**Instructions for the task**
Which lines in the records below contain the word "Saved"? Copy each of them.

--- Start ---

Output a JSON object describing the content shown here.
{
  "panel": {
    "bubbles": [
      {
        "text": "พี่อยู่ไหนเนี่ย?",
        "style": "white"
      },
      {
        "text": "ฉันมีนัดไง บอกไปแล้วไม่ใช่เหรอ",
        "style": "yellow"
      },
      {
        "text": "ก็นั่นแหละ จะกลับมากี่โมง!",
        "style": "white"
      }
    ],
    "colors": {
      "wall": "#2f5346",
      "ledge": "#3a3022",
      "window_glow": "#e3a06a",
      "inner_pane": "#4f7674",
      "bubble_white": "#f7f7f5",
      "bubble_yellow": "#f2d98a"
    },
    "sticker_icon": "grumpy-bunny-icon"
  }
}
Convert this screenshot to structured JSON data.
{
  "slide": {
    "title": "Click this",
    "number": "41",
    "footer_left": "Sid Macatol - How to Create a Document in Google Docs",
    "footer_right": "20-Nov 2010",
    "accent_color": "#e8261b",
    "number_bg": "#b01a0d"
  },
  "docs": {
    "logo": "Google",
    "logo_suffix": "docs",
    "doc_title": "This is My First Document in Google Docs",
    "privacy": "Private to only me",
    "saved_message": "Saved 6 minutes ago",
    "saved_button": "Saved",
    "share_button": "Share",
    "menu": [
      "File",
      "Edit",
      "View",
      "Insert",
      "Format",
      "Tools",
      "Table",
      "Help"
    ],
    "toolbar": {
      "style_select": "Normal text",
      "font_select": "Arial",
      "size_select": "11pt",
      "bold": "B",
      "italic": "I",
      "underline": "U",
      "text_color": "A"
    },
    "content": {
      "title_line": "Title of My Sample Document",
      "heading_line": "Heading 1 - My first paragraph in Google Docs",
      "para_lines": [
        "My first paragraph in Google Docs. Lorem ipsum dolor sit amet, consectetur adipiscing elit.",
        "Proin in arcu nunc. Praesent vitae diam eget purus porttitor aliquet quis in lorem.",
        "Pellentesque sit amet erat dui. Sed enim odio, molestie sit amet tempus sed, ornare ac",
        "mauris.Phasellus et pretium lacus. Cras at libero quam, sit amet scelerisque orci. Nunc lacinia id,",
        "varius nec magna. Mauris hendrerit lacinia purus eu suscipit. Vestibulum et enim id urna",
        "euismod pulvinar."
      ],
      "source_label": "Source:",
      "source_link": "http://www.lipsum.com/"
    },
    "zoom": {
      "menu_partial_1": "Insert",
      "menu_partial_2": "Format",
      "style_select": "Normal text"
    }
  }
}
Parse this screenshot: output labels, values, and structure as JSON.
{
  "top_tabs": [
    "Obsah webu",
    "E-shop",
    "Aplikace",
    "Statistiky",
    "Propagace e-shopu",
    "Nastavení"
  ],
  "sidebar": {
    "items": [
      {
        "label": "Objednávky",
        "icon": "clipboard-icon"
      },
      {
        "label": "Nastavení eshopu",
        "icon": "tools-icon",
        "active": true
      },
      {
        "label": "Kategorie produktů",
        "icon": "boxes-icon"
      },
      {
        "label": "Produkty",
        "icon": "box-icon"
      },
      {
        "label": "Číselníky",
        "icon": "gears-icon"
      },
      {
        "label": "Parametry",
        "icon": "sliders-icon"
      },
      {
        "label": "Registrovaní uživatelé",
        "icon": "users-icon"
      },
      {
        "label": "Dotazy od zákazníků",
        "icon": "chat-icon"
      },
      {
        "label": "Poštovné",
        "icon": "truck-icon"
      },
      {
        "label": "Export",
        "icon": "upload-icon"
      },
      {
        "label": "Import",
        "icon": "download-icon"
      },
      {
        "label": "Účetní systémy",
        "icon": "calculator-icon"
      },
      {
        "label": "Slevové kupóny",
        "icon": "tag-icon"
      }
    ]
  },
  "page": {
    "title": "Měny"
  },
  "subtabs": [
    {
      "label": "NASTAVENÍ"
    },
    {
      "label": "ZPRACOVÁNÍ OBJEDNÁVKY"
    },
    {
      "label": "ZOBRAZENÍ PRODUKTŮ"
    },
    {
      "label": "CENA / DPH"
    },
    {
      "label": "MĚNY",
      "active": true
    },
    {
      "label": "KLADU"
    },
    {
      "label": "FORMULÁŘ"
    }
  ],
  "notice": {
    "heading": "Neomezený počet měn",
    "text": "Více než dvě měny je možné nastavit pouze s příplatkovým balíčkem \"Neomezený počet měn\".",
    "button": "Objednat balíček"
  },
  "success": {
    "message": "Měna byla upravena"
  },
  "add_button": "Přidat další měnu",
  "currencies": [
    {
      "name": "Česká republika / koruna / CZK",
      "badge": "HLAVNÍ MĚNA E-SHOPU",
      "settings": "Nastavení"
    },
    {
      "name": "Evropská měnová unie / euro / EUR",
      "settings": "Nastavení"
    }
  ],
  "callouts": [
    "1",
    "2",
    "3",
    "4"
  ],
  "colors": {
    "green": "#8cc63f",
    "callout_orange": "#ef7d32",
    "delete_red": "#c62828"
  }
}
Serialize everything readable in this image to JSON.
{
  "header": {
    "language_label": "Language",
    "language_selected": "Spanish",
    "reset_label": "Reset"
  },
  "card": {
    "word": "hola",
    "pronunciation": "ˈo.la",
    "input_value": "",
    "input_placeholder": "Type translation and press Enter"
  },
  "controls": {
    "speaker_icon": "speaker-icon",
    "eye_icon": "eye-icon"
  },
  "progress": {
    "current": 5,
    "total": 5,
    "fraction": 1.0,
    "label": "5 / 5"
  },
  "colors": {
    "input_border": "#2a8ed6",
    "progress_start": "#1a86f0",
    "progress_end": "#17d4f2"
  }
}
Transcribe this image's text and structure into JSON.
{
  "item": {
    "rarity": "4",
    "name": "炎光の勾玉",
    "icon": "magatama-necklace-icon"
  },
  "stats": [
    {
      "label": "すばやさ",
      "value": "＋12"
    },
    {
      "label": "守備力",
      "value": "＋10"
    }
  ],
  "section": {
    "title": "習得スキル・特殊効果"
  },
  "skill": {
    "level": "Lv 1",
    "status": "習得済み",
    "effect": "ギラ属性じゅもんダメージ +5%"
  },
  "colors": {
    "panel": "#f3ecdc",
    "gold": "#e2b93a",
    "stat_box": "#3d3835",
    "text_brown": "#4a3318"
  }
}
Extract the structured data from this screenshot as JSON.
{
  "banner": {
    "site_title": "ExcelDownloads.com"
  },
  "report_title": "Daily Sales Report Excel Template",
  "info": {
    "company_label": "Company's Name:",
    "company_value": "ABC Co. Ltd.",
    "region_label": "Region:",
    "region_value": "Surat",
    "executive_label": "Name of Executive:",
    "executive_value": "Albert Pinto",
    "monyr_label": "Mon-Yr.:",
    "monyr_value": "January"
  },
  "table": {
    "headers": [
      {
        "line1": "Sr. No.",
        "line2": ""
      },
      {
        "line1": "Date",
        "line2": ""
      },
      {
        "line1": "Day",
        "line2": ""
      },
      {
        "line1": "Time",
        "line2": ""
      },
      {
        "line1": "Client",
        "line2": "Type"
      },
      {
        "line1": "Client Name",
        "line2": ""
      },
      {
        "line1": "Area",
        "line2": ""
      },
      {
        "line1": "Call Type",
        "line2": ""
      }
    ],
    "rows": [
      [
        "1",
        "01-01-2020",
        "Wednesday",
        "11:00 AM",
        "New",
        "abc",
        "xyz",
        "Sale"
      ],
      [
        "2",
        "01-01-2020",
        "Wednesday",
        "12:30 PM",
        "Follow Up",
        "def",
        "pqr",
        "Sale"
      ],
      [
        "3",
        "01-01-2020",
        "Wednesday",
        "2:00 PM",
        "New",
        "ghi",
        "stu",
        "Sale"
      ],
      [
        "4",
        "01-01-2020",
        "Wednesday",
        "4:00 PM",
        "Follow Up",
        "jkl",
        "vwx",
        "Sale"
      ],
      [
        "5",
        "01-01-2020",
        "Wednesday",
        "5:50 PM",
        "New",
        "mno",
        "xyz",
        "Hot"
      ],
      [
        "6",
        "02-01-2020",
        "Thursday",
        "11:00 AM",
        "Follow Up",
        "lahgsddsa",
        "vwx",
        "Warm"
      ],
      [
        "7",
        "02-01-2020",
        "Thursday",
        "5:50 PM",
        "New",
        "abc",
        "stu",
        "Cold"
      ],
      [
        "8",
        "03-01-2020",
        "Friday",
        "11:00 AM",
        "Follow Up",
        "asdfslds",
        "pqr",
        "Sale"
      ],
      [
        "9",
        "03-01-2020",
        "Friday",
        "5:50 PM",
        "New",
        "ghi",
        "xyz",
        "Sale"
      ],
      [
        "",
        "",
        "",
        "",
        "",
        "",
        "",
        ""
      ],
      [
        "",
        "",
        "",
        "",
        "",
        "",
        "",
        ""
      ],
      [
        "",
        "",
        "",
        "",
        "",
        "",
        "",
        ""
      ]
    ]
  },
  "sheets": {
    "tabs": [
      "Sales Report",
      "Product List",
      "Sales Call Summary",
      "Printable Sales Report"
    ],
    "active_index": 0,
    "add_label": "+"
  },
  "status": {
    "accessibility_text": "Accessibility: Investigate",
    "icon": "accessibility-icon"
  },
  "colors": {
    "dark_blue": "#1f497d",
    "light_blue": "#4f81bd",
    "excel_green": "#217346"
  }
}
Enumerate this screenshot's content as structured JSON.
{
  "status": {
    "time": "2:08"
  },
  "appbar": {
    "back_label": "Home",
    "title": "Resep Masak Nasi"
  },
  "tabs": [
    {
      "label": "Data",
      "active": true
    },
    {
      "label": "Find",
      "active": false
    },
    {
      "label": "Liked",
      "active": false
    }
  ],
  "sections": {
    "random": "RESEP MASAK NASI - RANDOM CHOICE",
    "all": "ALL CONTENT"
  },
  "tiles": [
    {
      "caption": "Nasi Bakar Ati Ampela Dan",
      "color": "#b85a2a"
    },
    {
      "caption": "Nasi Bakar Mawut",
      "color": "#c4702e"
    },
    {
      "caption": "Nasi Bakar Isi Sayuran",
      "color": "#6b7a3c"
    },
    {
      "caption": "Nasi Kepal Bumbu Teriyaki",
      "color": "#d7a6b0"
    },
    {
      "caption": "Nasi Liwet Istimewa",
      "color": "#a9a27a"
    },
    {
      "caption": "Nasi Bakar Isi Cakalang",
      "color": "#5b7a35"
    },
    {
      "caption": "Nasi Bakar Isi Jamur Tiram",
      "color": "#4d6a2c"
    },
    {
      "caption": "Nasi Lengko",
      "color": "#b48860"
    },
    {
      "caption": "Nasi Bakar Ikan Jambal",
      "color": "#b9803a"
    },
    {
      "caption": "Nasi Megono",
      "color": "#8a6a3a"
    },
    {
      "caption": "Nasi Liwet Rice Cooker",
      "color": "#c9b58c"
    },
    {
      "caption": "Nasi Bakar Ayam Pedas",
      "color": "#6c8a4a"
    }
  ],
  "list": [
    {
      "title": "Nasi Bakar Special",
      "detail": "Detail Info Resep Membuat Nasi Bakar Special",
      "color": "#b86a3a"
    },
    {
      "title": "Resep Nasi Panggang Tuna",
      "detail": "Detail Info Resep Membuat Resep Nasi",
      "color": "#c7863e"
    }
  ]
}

--- End ---

**Task response**
    "saved_message": "Saved 6 minutes ago",
    "saved_button": "Saved",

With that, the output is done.